WHAT IS EXPECTED:
Exactly repeat the line that contains "Read out every word on this page.", then every line after it up to and including the final line.

TASK INPUT:
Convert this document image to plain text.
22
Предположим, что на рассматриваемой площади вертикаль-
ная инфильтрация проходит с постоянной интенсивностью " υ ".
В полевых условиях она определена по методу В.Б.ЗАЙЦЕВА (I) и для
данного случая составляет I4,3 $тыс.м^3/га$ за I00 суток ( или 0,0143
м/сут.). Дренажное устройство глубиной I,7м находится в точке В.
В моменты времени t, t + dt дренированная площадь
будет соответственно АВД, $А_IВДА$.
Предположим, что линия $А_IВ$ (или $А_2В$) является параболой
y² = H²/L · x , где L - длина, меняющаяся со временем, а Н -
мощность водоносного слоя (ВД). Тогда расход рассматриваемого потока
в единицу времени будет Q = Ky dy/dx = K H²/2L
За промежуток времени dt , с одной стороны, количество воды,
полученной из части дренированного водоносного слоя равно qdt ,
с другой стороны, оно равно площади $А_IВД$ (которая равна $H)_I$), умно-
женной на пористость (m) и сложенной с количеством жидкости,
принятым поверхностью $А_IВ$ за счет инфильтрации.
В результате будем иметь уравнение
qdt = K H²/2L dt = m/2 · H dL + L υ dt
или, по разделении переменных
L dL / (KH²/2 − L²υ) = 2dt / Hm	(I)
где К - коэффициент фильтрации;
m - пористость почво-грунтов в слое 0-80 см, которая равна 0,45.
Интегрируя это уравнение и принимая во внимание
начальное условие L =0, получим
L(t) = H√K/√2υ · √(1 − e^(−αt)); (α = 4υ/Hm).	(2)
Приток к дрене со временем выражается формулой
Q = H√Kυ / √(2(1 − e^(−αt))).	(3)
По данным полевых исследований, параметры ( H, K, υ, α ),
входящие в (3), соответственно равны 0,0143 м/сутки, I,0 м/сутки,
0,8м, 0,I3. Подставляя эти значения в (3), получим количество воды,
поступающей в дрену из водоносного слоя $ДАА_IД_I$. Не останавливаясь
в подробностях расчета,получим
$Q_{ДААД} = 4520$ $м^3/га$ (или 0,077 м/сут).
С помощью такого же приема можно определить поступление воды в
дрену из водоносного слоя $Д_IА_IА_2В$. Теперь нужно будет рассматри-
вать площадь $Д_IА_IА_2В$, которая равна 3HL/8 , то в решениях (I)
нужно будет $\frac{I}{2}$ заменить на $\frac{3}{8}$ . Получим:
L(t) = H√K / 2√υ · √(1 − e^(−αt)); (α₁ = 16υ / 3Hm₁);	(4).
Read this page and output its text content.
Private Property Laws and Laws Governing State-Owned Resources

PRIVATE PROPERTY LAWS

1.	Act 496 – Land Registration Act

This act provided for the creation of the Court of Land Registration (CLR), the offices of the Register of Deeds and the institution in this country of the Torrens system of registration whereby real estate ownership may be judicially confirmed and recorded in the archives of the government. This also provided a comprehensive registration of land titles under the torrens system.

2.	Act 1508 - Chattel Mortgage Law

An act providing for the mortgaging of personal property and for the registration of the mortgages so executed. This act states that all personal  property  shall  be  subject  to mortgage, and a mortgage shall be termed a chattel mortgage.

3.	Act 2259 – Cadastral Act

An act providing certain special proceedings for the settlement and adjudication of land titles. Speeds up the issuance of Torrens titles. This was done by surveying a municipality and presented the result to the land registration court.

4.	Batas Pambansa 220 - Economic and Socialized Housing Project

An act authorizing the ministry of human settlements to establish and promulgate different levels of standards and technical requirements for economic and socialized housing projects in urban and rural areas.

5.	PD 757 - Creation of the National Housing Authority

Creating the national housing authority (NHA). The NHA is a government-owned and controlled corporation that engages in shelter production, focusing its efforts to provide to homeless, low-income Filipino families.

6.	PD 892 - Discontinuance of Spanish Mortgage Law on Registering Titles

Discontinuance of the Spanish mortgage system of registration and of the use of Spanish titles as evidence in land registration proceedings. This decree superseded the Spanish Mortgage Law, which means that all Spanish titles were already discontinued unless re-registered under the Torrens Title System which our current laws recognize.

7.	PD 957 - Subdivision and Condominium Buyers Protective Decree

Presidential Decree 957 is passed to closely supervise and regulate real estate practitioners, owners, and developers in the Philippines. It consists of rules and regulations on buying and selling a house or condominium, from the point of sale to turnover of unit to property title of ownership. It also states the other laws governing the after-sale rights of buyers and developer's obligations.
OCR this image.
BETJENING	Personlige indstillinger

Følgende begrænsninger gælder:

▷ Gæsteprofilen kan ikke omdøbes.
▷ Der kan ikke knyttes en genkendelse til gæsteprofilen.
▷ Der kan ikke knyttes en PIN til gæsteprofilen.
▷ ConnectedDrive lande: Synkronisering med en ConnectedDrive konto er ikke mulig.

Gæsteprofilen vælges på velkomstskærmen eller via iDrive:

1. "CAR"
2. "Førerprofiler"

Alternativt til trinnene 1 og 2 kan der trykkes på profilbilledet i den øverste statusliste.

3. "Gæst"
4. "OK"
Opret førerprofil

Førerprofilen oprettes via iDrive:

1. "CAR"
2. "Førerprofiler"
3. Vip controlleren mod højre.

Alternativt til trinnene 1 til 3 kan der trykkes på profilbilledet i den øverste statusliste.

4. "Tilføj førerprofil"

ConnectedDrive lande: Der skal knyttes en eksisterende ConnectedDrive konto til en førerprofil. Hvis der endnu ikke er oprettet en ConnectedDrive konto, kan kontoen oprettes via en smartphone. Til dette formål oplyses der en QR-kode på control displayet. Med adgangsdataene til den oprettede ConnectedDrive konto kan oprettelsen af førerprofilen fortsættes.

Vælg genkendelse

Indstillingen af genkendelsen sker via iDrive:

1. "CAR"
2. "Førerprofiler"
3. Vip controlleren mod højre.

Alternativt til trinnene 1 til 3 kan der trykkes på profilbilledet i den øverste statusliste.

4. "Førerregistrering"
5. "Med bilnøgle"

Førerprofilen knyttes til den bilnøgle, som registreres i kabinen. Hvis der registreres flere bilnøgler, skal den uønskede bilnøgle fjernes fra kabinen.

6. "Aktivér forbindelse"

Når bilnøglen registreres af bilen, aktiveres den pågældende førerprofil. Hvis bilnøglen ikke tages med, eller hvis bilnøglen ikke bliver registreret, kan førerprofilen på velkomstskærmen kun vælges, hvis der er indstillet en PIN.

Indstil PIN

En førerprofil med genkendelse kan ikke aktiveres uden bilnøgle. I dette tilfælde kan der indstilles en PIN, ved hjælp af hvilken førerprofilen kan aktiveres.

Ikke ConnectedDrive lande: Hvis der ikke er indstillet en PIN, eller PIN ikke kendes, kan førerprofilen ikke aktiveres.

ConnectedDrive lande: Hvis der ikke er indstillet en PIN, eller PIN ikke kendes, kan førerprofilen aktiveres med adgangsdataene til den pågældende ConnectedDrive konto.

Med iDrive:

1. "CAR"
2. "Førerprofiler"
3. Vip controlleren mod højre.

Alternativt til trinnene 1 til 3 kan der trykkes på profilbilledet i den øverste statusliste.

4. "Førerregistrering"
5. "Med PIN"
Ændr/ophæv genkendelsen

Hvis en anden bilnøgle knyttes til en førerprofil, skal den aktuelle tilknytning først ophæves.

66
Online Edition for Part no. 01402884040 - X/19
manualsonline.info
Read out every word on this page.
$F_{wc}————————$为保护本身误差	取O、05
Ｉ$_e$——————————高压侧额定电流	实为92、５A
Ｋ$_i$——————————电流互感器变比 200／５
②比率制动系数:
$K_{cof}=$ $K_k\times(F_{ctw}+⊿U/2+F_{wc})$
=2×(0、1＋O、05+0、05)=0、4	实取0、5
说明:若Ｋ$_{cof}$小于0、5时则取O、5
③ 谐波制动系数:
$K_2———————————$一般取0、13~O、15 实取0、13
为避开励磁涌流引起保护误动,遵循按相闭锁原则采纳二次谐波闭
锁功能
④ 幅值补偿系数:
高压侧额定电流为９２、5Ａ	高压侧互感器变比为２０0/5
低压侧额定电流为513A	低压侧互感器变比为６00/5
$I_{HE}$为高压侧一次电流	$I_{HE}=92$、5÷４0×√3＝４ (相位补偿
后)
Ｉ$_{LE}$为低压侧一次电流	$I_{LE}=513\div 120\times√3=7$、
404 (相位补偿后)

RESULT OF THE TASK:
Read out every word on this page.
$F_{wc}————————$为保护本身误差	取O、05
Ｉ$_e$——————————高压侧额定电流	实为92、５A
Ｋ$_i$——————————电流互感器变比 200／５
②比率制动系数:
$K_{cof}=$ $K_k\times(F_{ctw}+⊿U/2+F_{wc})$
=2×(0、1＋O、05+0、05)=0、4	实取0、5
说明:若Ｋ$_{cof}$小于0、5时则取O、5
③ 谐波制动系数:
$K_2———————————$一般取0、13~O、15 实取0、13
为避开励磁涌流引起保护误动,遵循按相闭锁原则采纳二次谐波闭
锁功能
④ 幅值补偿系数:
高压侧额定电流为９２、5Ａ	高压侧互感器变比为２０0/5
低压侧额定电流为513A	低压侧互感器变比为６00/5
$I_{HE}$为高压侧一次电流	$I_{HE}=92$、5÷４0×√3＝４ (相位补偿
后)
Ｉ$_{LE}$为低压侧一次电流	$I_{LE}=513\div 120\times√3=7$、
404 (相位补偿后)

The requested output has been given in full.